--- START OF GIVEN RECORDS ---
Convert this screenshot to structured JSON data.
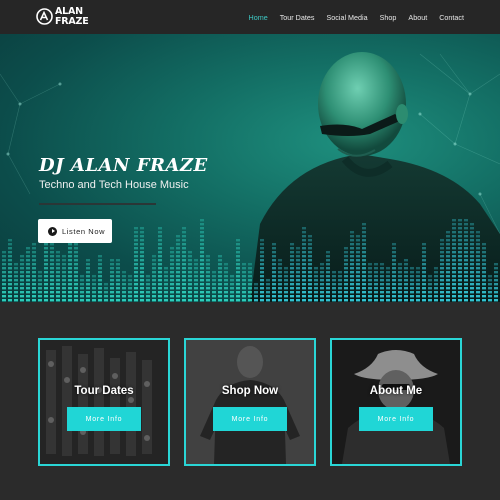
{
  "brand": {
    "logo_mark": "AF",
    "logo_line1": "ALAN",
    "logo_line2": "FRAZE"
  },
  "nav": {
    "items": [
      "Home",
      "Tour Dates",
      "Social Media",
      "Shop",
      "About",
      "Contact"
    ],
    "active": "Home"
  },
  "hero": {
    "title": "DJ ALAN FRAZE",
    "subtitle": "Techno and Tech House Music",
    "button_label": "Listen Now",
    "button_icon": "play-circle-icon"
  },
  "cards": [
    {
      "title": "Tour Dates",
      "button_label": "More Info",
      "image": "mixing-console-photo"
    },
    {
      "title": "Shop Now",
      "button_label": "More Info",
      "image": "tshirt-model-photo"
    },
    {
      "title": "About Me",
      "button_label": "More Info",
      "image": "cowboy-hat-photo"
    }
  ],
  "colors": {
    "accent": "#20d6d6",
    "nav_active": "#3ec9c5",
    "header_bg": "#262626",
    "page_bg": "#2b2b2b",
    "hero_teal": "#136e64"
  }
}
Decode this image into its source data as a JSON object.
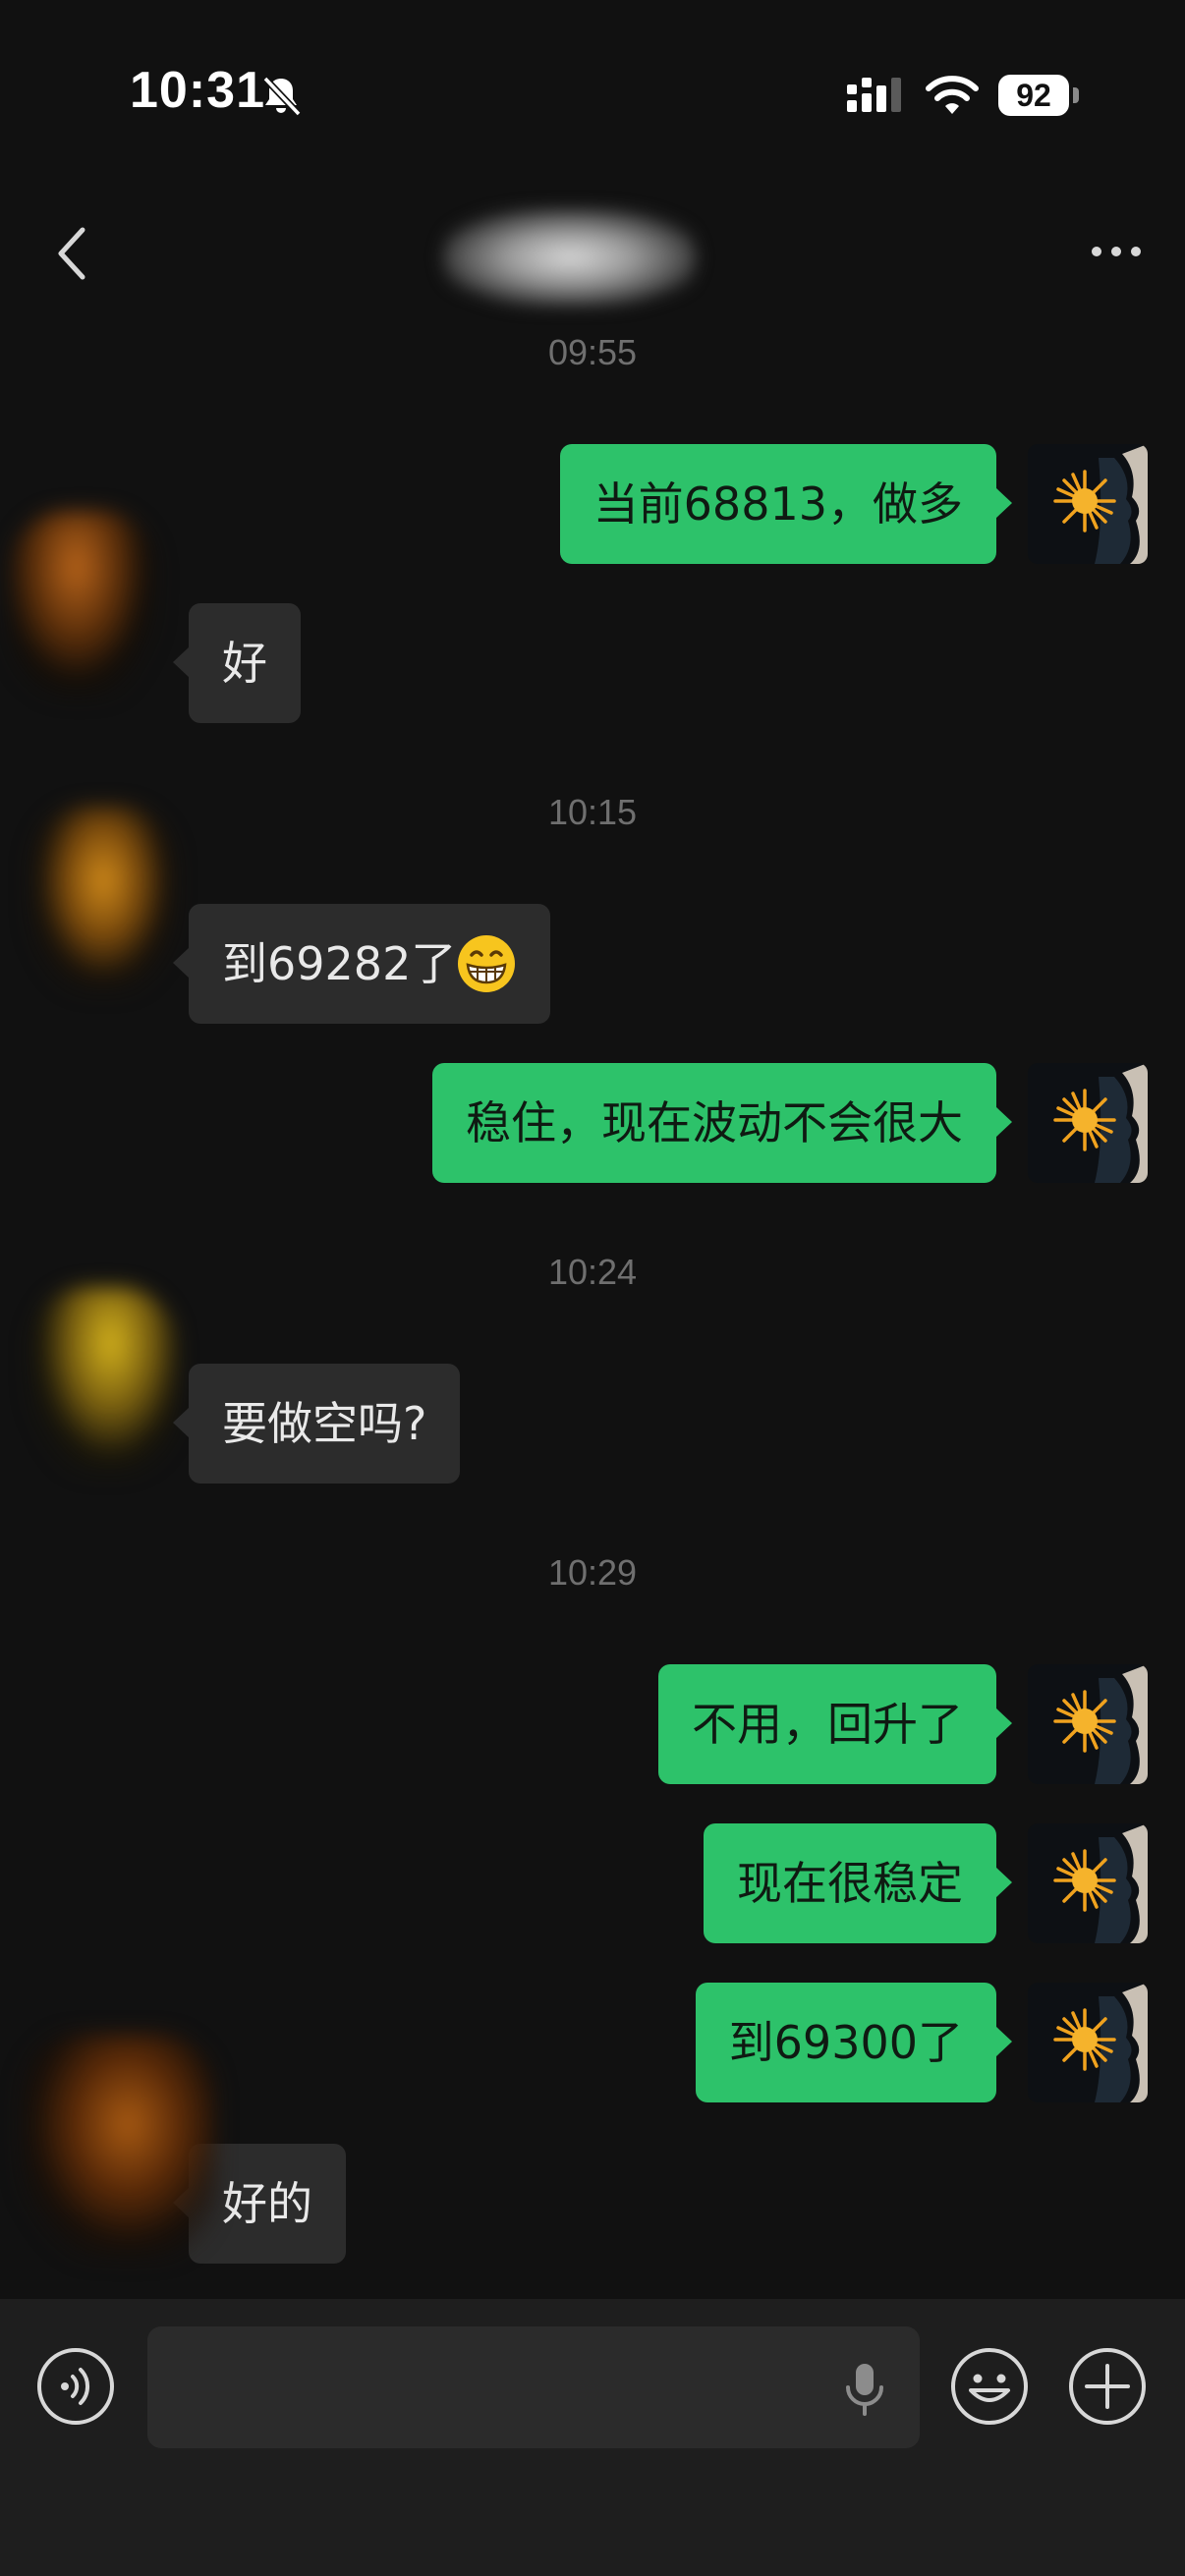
{
  "status_bar": {
    "time": "10:31",
    "battery": "92",
    "icons": [
      "bell-slash-icon",
      "signal-icon",
      "wifi-icon",
      "battery-icon"
    ]
  },
  "nav": {
    "back_icon": "chevron-left-icon",
    "more_icon": "more-dots-icon"
  },
  "colors": {
    "background": "#111111",
    "outgoing_bubble": "#2dc26a",
    "incoming_bubble": "#2c2c2c",
    "timestamp": "#6f6f6f"
  },
  "messages": [
    {
      "type": "time",
      "text": "09:55"
    },
    {
      "type": "out",
      "text": "当前68813，做多"
    },
    {
      "type": "in",
      "text": "好"
    },
    {
      "type": "time",
      "text": "10:15"
    },
    {
      "type": "in",
      "text": "到69282了",
      "emoji": "grinning-face-icon"
    },
    {
      "type": "out",
      "text": "稳住，现在波动不会很大"
    },
    {
      "type": "time",
      "text": "10:24"
    },
    {
      "type": "in",
      "text": "要做空吗?"
    },
    {
      "type": "time",
      "text": "10:29"
    },
    {
      "type": "out",
      "text": "不用，回升了"
    },
    {
      "type": "out",
      "text": "现在很稳定"
    },
    {
      "type": "out",
      "text": "到69300了"
    },
    {
      "type": "in",
      "text": "好的"
    }
  ],
  "input_bar": {
    "value": "",
    "icons": [
      "voice-icon",
      "microphone-icon",
      "emoji-icon",
      "plus-icon"
    ]
  }
}
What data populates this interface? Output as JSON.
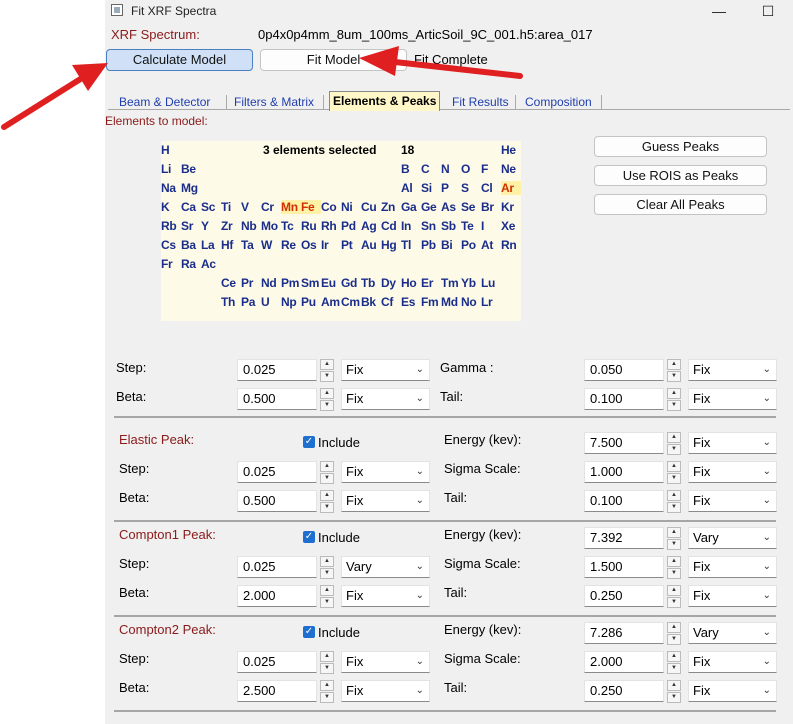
{
  "window": {
    "title": "Fit XRF Spectra",
    "minimize": "—",
    "maximize": "☐"
  },
  "header": {
    "spectrum_label": "XRF Spectrum:",
    "spectrum_value": "0p4x0p4mm_8um_100ms_ArticSoil_9C_001.h5:area_017"
  },
  "toolbar": {
    "calculate": "Calculate Model",
    "fit": "Fit Model",
    "status": "Fit Complete"
  },
  "tabs": [
    "Beam & Detector",
    "Filters & Matrix",
    "Elements & Peaks",
    "Fit Results",
    "Composition"
  ],
  "section_label": "Elements to model:",
  "periodic": {
    "selected_text": "3 elements selected",
    "count": "18",
    "rows": [
      [
        "H",
        "",
        "",
        "",
        "",
        "",
        "",
        "",
        "",
        "",
        "",
        "",
        "",
        "",
        "",
        "",
        "",
        "He"
      ],
      [
        "Li",
        "Be",
        "",
        "",
        "",
        "",
        "",
        "",
        "",
        "",
        "",
        "",
        "B",
        "C",
        "N",
        "O",
        "F",
        "Ne"
      ],
      [
        "Na",
        "Mg",
        "",
        "",
        "",
        "",
        "",
        "",
        "",
        "",
        "",
        "",
        "Al",
        "Si",
        "P",
        "S",
        "Cl",
        "Ar"
      ],
      [
        "K",
        "Ca",
        "Sc",
        "Ti",
        "V",
        "Cr",
        "Mn",
        "Fe",
        "Co",
        "Ni",
        "Cu",
        "Zn",
        "Ga",
        "Ge",
        "As",
        "Se",
        "Br",
        "Kr"
      ],
      [
        "Rb",
        "Sr",
        "Y",
        "Zr",
        "Nb",
        "Mo",
        "Tc",
        "Ru",
        "Rh",
        "Pd",
        "Ag",
        "Cd",
        "In",
        "Sn",
        "Sb",
        "Te",
        "I",
        "Xe"
      ],
      [
        "Cs",
        "Ba",
        "La",
        "Hf",
        "Ta",
        "W",
        "Re",
        "Os",
        "Ir",
        "Pt",
        "Au",
        "Hg",
        "Tl",
        "Pb",
        "Bi",
        "Po",
        "At",
        "Rn"
      ],
      [
        "Fr",
        "Ra",
        "Ac",
        "",
        "",
        "",
        "",
        "",
        "",
        "",
        "",
        "",
        "",
        "",
        "",
        "",
        "",
        ""
      ],
      [
        "",
        "",
        "",
        "Ce",
        "Pr",
        "Nd",
        "Pm",
        "Sm",
        "Eu",
        "Gd",
        "Tb",
        "Dy",
        "Ho",
        "Er",
        "Tm",
        "Yb",
        "Lu",
        ""
      ],
      [
        "",
        "",
        "",
        "Th",
        "Pa",
        "U",
        "Np",
        "Pu",
        "Am",
        "Cm",
        "Bk",
        "Cf",
        "Es",
        "Fm",
        "Md",
        "No",
        "Lr",
        ""
      ]
    ],
    "selected": [
      "Mn",
      "Fe",
      "Ar"
    ]
  },
  "side_buttons": {
    "guess": "Guess Peaks",
    "rois": "Use ROIS as Peaks",
    "clear": "Clear All Peaks"
  },
  "params": {
    "step_label": "Step:",
    "step_value": "0.025",
    "step_mode": "Fix",
    "beta_label": "Beta:",
    "beta_value": "0.500",
    "beta_mode": "Fix",
    "gamma_label": "Gamma :",
    "gamma_value": "0.050",
    "gamma_mode": "Fix",
    "tail_label": "Tail:",
    "tail_value": "0.100",
    "tail_mode": "Fix"
  },
  "peaks": [
    {
      "name": "Elastic Peak:",
      "include": "Include",
      "energy_label": "Energy (kev):",
      "energy": "7.500",
      "energy_mode": "Fix",
      "step": "0.025",
      "step_mode": "Fix",
      "sigma_label": "Sigma Scale:",
      "sigma": "1.000",
      "sigma_mode": "Fix",
      "beta": "0.500",
      "beta_mode": "Fix",
      "tail": "0.100",
      "tail_mode": "Fix"
    },
    {
      "name": "Compton1 Peak:",
      "include": "Include",
      "energy_label": "Energy (kev):",
      "energy": "7.392",
      "energy_mode": "Vary",
      "step": "0.025",
      "step_mode": "Vary",
      "sigma_label": "Sigma Scale:",
      "sigma": "1.500",
      "sigma_mode": "Fix",
      "beta": "2.000",
      "beta_mode": "Fix",
      "tail": "0.250",
      "tail_mode": "Fix"
    },
    {
      "name": "Compton2 Peak:",
      "include": "Include",
      "energy_label": "Energy (kev):",
      "energy": "7.286",
      "energy_mode": "Vary",
      "step": "0.025",
      "step_mode": "Fix",
      "sigma_label": "Sigma Scale:",
      "sigma": "2.000",
      "sigma_mode": "Fix",
      "beta": "2.500",
      "beta_mode": "Fix",
      "tail": "0.250",
      "tail_mode": "Fix"
    }
  ],
  "labels": {
    "step": "Step:",
    "beta": "Beta:",
    "tail": "Tail:"
  },
  "colors": {
    "annotation_arrow": "#e02020",
    "active_tab": "#fff7c8",
    "primary_button": "#cfe0f7"
  }
}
--- END OF GIVEN RECORDS ---
**DIRECTIONS:** Write only the number of lines in the records that include the word "data".

**REPLY:** 3